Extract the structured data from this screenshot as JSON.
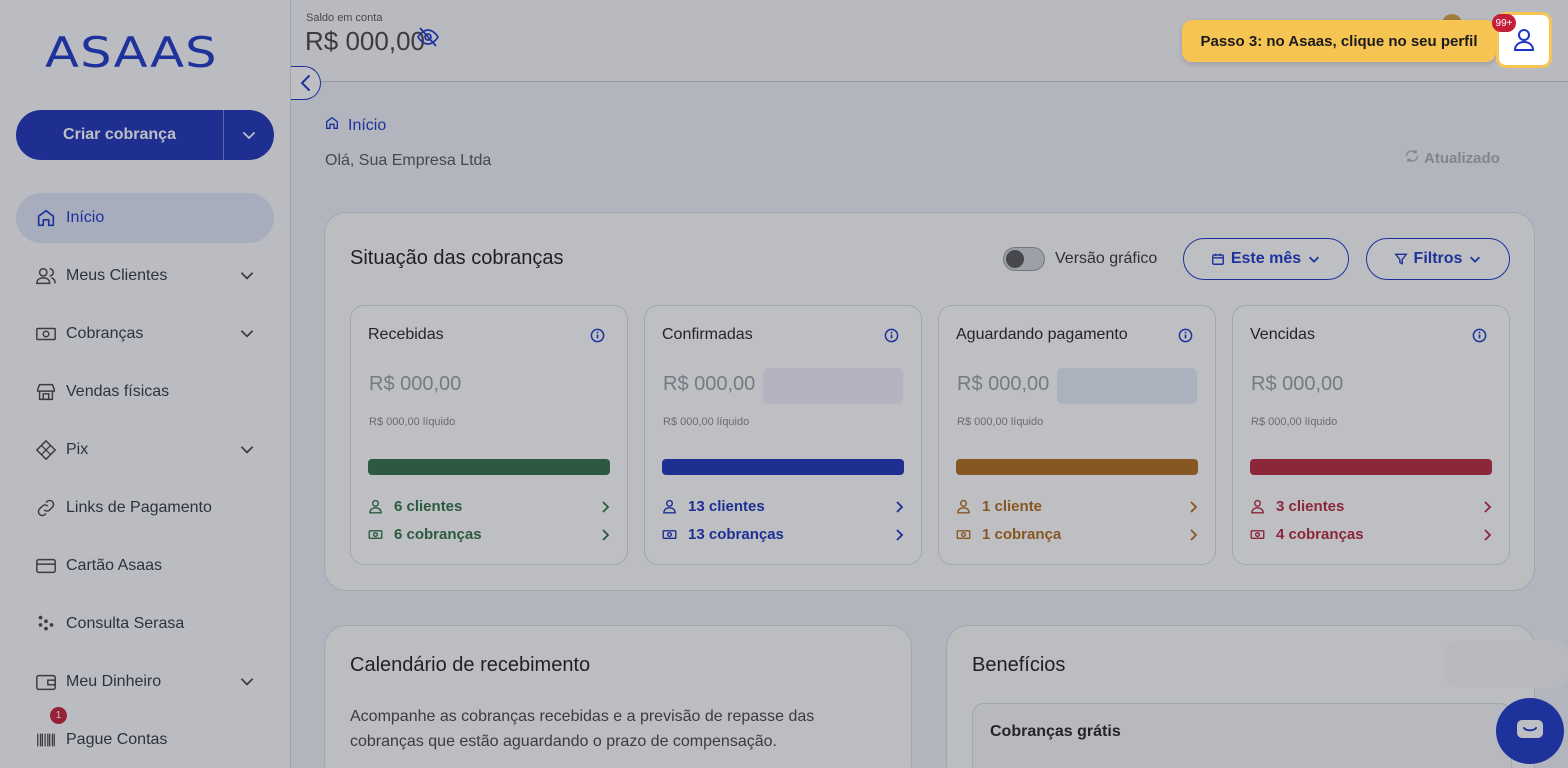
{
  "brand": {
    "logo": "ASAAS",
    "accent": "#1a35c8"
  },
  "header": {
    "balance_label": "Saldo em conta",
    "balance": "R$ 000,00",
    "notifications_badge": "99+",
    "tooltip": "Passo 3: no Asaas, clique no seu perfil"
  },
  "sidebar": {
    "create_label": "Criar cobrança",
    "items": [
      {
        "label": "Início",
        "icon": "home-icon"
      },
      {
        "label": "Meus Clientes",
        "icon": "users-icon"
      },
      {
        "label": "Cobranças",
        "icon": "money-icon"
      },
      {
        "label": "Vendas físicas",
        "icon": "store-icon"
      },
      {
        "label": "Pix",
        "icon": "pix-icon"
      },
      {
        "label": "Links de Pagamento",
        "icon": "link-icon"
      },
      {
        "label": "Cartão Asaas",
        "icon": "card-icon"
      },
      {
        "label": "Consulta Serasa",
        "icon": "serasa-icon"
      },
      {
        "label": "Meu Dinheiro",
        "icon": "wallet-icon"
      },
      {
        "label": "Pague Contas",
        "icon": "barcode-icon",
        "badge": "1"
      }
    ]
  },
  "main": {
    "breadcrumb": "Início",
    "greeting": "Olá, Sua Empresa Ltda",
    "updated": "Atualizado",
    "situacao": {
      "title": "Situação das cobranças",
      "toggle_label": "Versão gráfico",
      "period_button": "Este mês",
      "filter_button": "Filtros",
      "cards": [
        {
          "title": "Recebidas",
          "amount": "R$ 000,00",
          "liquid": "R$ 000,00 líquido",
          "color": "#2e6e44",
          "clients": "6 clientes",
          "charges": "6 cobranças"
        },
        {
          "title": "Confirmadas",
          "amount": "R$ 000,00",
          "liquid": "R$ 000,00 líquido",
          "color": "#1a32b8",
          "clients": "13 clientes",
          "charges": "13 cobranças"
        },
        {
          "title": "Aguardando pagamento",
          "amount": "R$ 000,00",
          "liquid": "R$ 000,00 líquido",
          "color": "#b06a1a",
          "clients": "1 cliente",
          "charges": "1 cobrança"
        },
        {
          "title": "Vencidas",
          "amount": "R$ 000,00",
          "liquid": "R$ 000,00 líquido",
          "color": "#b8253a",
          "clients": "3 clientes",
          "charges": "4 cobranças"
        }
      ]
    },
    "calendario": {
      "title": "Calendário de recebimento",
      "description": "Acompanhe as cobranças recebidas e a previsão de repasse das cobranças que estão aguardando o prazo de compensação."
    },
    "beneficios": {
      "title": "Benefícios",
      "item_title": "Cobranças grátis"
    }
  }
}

__Instructions for the task__
Look through the data above. Each line containing the word "charges" needs to be copied.

__Solution to this problem__
          "charges": "6 cobranças"
          "charges": "13 cobranças"
          "charges": "1 cobrança"
          "charges": "4 cobranças"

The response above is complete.